Given problem> Where a line of the listing below includes the word "arctg", reproduce that line.

Records shown>
··········
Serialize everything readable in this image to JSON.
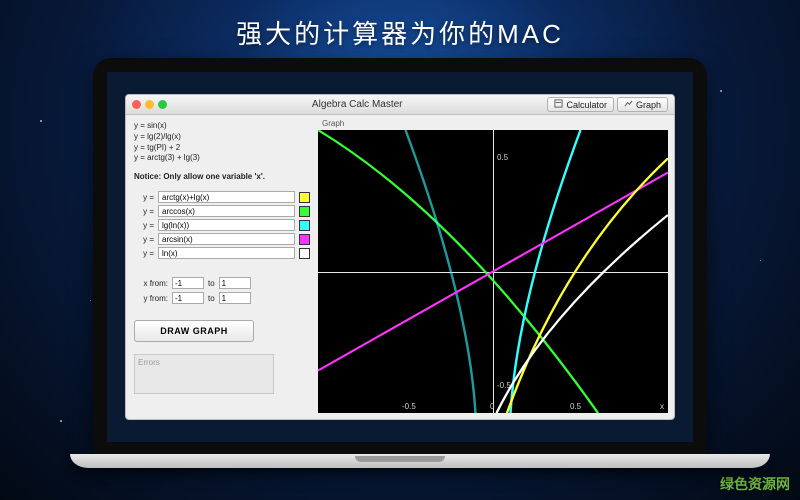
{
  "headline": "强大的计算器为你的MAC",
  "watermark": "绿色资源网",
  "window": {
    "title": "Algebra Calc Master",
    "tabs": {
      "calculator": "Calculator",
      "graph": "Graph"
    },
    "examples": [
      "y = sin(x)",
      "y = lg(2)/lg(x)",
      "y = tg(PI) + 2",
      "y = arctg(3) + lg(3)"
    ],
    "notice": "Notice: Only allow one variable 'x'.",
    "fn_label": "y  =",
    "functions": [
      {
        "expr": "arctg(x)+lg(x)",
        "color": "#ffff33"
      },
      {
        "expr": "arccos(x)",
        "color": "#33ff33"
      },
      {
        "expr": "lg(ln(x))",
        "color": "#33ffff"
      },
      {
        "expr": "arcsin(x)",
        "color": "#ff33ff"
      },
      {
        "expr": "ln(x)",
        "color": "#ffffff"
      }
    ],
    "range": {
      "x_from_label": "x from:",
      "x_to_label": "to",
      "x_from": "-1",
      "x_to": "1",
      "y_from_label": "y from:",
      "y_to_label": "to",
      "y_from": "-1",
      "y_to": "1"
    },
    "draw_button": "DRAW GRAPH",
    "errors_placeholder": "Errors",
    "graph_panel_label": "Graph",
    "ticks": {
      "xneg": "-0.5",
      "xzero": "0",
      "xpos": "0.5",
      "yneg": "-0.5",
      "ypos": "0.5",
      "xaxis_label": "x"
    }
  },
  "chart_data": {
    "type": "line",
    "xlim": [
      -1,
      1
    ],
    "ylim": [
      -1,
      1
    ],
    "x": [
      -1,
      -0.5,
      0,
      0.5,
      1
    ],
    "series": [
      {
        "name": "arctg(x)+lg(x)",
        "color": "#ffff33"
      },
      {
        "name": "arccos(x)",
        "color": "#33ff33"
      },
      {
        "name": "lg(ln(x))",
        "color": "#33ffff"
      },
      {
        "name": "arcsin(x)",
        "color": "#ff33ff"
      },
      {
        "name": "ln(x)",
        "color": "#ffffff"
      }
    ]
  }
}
··········
Correct answer>
      "y = arctg(3) + lg(3)"
        "expr": "arctg(x)+lg(x)",
        "name": "arctg(x)+lg(x)",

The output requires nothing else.